*** Opening Source records ***
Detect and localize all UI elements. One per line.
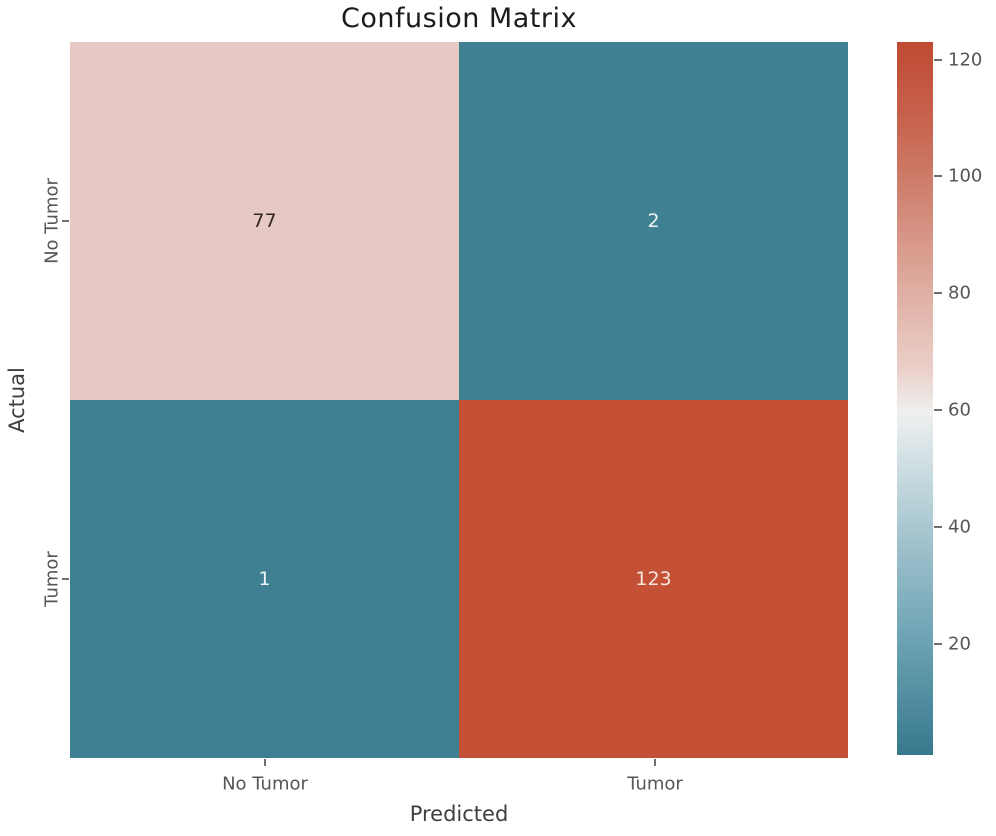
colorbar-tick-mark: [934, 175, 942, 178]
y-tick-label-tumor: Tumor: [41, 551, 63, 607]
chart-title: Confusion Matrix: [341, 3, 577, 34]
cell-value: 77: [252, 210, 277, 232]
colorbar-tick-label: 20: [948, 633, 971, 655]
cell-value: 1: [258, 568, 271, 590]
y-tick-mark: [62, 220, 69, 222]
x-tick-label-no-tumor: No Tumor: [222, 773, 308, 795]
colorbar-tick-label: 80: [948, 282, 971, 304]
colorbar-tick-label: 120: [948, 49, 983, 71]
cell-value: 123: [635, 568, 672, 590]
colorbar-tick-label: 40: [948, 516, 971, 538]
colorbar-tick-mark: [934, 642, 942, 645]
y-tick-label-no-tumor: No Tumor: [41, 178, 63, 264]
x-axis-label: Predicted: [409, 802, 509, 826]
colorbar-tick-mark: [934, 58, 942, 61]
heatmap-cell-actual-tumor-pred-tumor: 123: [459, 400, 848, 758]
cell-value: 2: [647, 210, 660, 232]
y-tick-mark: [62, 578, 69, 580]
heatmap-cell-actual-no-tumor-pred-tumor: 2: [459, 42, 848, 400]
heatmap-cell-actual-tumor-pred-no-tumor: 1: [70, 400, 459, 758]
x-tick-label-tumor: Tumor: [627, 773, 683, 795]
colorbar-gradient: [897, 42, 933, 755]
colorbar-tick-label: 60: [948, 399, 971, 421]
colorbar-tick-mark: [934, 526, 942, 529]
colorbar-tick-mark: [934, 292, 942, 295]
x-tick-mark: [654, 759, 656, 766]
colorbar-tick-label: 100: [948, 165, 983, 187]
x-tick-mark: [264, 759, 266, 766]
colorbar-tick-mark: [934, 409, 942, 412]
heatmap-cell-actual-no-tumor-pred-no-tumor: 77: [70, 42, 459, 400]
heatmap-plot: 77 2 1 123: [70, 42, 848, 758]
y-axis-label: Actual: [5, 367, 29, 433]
*** Closing Source records ***
**Task to complete**. Copy whichever lines in the listing above hold "axis".

**Final answer**.
x-axis-label: Predicted: [409, 802, 509, 826]
y-axis-label: Actual: [5, 367, 29, 433]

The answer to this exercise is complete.